WHAT THE TASK ASKS:
Everything in the listing except the pictures should be written out exactly.
= = = = =
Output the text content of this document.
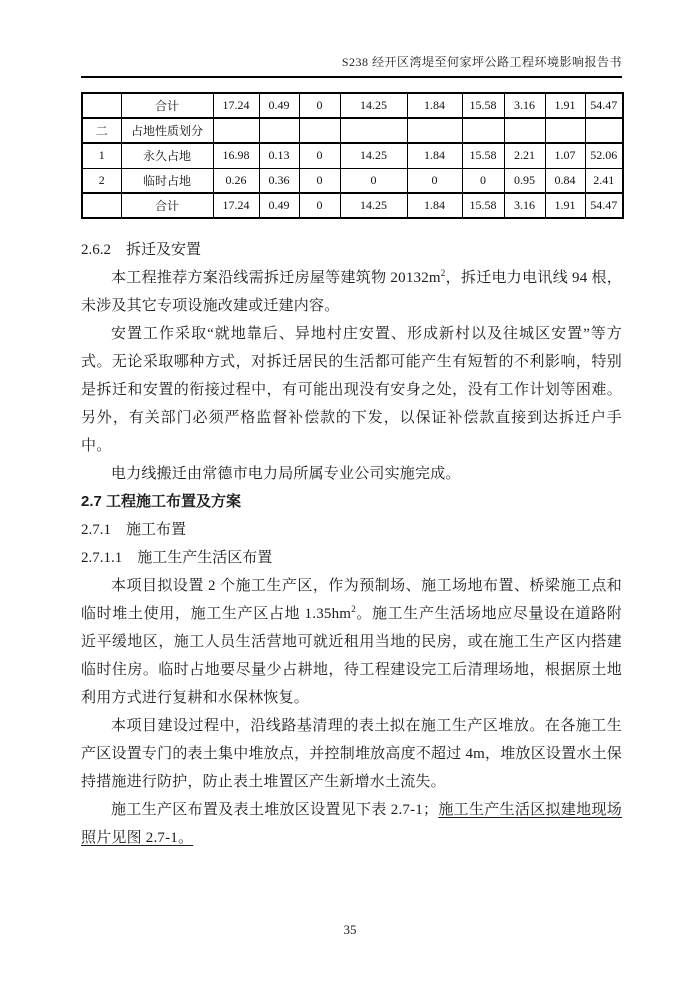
S238 经开区湾堤至何家坪公路工程环境影响报告书
	合计	17.24	0.49	0	14.25	1.84	15.58	3.16	1.91	54.47
二	占地性质划分									
1	永久占地	16.98	0.13	0	14.25	1.84	15.58	2.21	1.07	52.06
2	临时占地	0.26	0.36	0	0	0	0	0.95	0.84	2.41
	合计	17.24	0.49	0	14.25	1.84	15.58	3.16	1.91	54.47
2.6.2　拆迁及安置

本工程推荐方案沿线需拆迁房屋等建筑物 $20132m^2$，拆迁电力电讯线 94 根，未涉及其它专项设施改建或迁建内容。

安置工作采取“就地靠后、异地村庄安置、形成新村以及往城区安置”等方式。无论采取哪种方式，对拆迁居民的生活都可能产生有短暂的不利影响，特别是拆迁和安置的衔接过程中，有可能出现没有安身之处，没有工作计划等困难。另外，有关部门必须严格监督补偿款的下发，以保证补偿款直接到达拆迁户手中。

电力线搬迁由常德市电力局所属专业公司实施完成。

2.7 工程施工布置及方案
2.7.1　施工布置
2.7.1.1　施工生产生活区布置

本项目拟设置 2 个施工生产区，作为预制场、施工场地布置、桥梁施工点和临时堆土使用，施工生产区占地 $1.35hm^2$。施工生产生活场地应尽量设在道路附近平缓地区，施工人员生活营地可就近租用当地的民房，或在施工生产区内搭建临时住房。临时占地要尽量少占耕地，待工程建设完工后清理场地，根据原土地利用方式进行复耕和水保林恢复。

本项目建设过程中，沿线路基清理的表土拟在施工生产区堆放。在各施工生产区设置专门的表土集中堆放点，并控制堆放高度不超过 4m，堆放区设置水土保持措施进行防护，防止表土堆置区产生新增水土流失。

施工生产区布置及表土堆放区设置见下表 2.7-1；施工生产生活区拟建地现场照片见图 2.7-1。

35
= = = = =
SOLUTION:
Output the text content of this document.
S238 经开区湾堤至何家坪公路工程环境影响报告书
	合计	17.24	0.49	0	14.25	1.84	15.58	3.16	1.91	54.47
二	占地性质划分									
1	永久占地	16.98	0.13	0	14.25	1.84	15.58	2.21	1.07	52.06
2	临时占地	0.26	0.36	0	0	0	0	0.95	0.84	2.41
	合计	17.24	0.49	0	14.25	1.84	15.58	3.16	1.91	54.47
2.6.2　拆迁及安置

本工程推荐方案沿线需拆迁房屋等建筑物 $20132m^2$，拆迁电力电讯线 94 根，未涉及其它专项设施改建或迁建内容。

安置工作采取“就地靠后、异地村庄安置、形成新村以及往城区安置”等方式。无论采取哪种方式，对拆迁居民的生活都可能产生有短暂的不利影响，特别是拆迁和安置的衔接过程中，有可能出现没有安身之处，没有工作计划等困难。另外，有关部门必须严格监督补偿款的下发，以保证补偿款直接到达拆迁户手中。

电力线搬迁由常德市电力局所属专业公司实施完成。

2.7 工程施工布置及方案
2.7.1　施工布置
2.7.1.1　施工生产生活区布置

本项目拟设置 2 个施工生产区，作为预制场、施工场地布置、桥梁施工点和临时堆土使用，施工生产区占地 $1.35hm^2$。施工生产生活场地应尽量设在道路附近平缓地区，施工人员生活营地可就近租用当地的民房，或在施工生产区内搭建临时住房。临时占地要尽量少占耕地，待工程建设完工后清理场地，根据原土地利用方式进行复耕和水保林恢复。

本项目建设过程中，沿线路基清理的表土拟在施工生产区堆放。在各施工生产区设置专门的表土集中堆放点，并控制堆放高度不超过 4m，堆放区设置水土保持措施进行防护，防止表土堆置区产生新增水土流失。

施工生产区布置及表土堆放区设置见下表 2.7-1；施工生产生活区拟建地现场照片见图 2.7-1。

35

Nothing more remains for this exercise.